◆ Textauszug
# Endlich wieder Wasser im KOI-Teich!



## stettfish (7. Juni 2009)

Hallo zusammen!!

Endlich plätscherts wieder!! 
weil mich der nicht ganz milde Winter mit einem Riss oben im Teichrand zum Reparieren trieb...
baute ich zwei Kleinichkeiten dazu...
hatte irgendwie letztes Jahr das Gefühl "1. ein Unterschlupf für die Kois fehlt 2.bisschen mehr Pflanzen dürften auch sein!!
und Dass ist dabei rausgekommen!? werd sicher mehr Arbeit haben beim KOI-rausholen aber denk mir so ein Stilles Plätzchen kann nichts schaden!? od??
Ein SchachtElemen durchmesser 1200mm Deckel eingepflastert und zwei grosse Eingänge ausgeschnitten.. das Teil wiegt minimum 700kg!! Ufff...
 
  
Im Grösseren Pflanzenbecken ist ne Stufe aus Grossen Steinen entstanden
oben: Gräser.  unten: Seerosen...
 
Bepflanzung aus der Insel dürfte einwenig dichter sein
sind 7Pflanzen drauf...
hoffe dass wirt noch!?
 
und noch zwei Knipser bei Nacht.............       da sieht man den noch nicht fertigen Umschwung nicht........


----------



## Christine (7. Juni 2009)

*AW: Endlich wieder Wasser im KOI-Teich!*

Hi,

das ist ja gigantös 

Aber hast Du ein paar Fotos, die nicht ganz so blaustichig sind?


----------



## Jogibärle (7. Juni 2009)

*AW: Endlich wieder Wasser im KOI-Teich!*

Hallo,

dein Teich gefällt mir gut (aus GFK od. ?)
Sieht schön aus und das Volumen ist super


gruß Jürgen


----------



## stettfish (7. Juni 2009)

*AW: Endlich wieder Wasser im KOI-Teich!*

besten Dank!!!
ja habs mit der Cam-einstellung bisschen verdeppt...
aber blau, blau, blau blüht nicht nur der __ Enzian.... od. so... grins...


----------



## Koi-Uwe (7. Juni 2009)

*AW: Endlich wieder Wasser im KOI-Teich!*

Klasse 

Echt Klasse


----------



## andreas w. (7. Juni 2009)

*AW: Endlich wieder Wasser im KOI-Teich!*

mahlzeit, ich schliesse mich der allgemeinen meinung an, superschön geworden - ohne einschränkung.

auch von mir die frage nach dem beckenbau - wie hasten das gemacht? gfk oder zementmörtel mit etwas blau...? echt klasse.


----------



## stettfish (7. Juni 2009)

*AW: Endlich wieder Wasser im KOI-Teich!*

Hallo nochmal!! vielen DANK für die Freundlichkeiten!!!

◆ Gesammeltes Material
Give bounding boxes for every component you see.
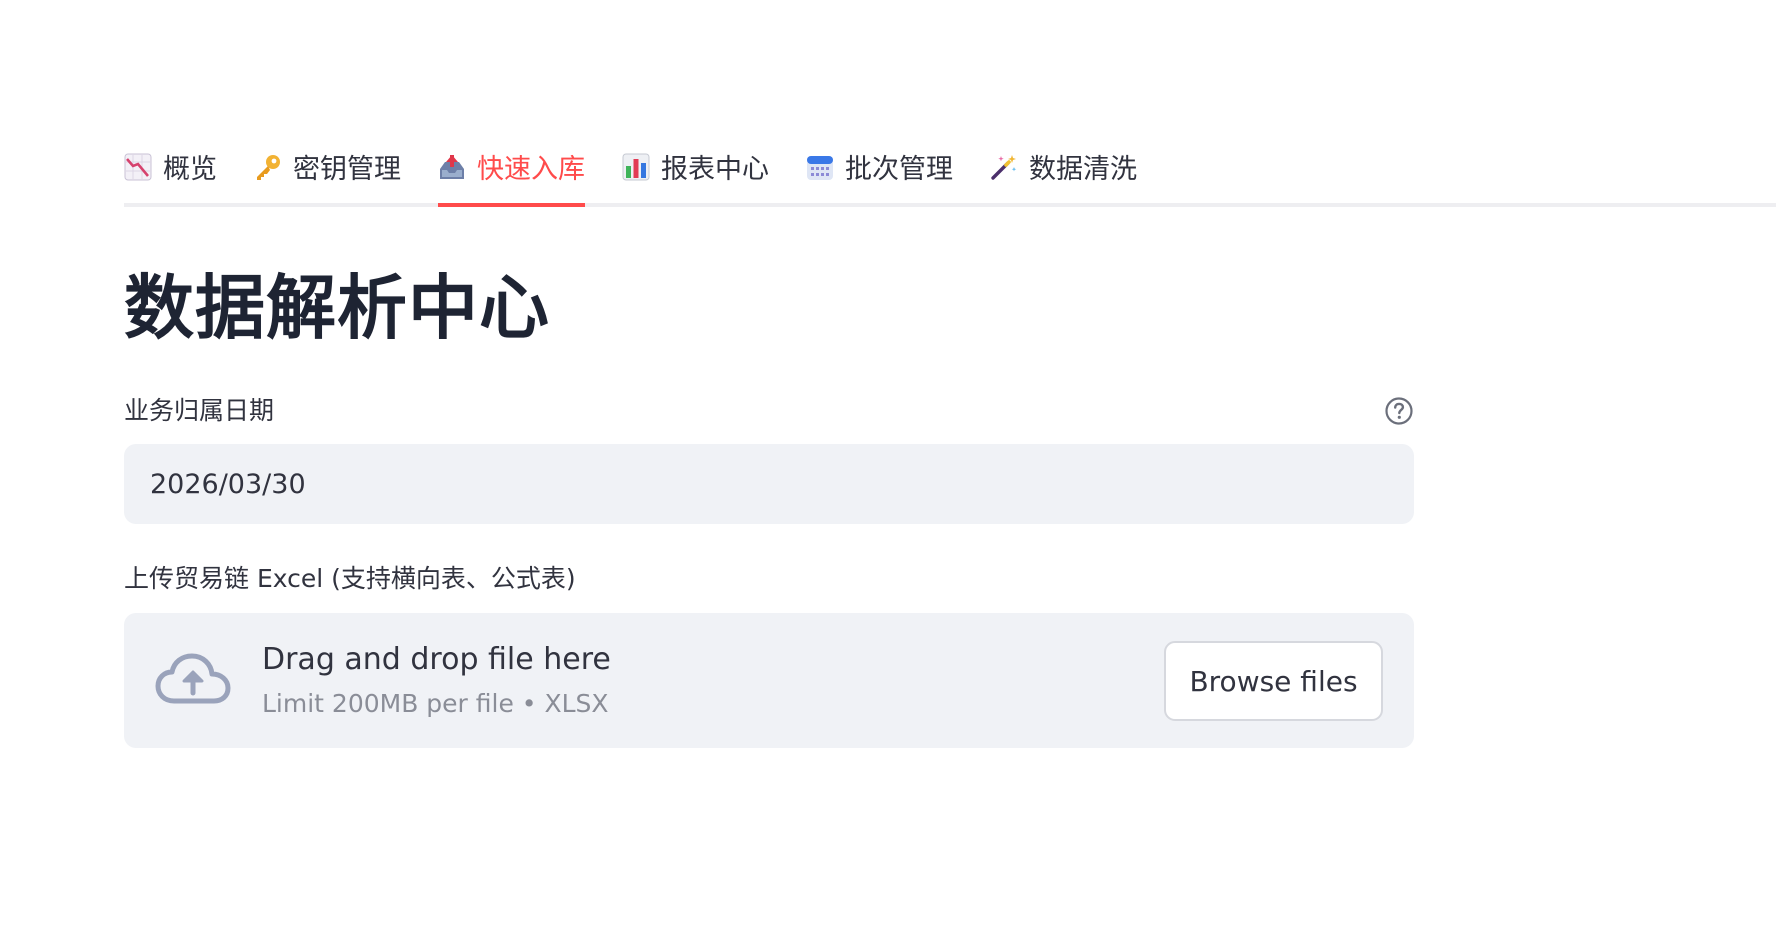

◆ Deine Aufgabe
Welchen Durchmesser hat laut dem Forumsthread zum Koi-Teich das eingebaute Schachtelement? Das Material spielt hierfür keine Rolle.

◆ Die Lösung
Das Schachtelement hat einen Durchmesser von 1200 mm.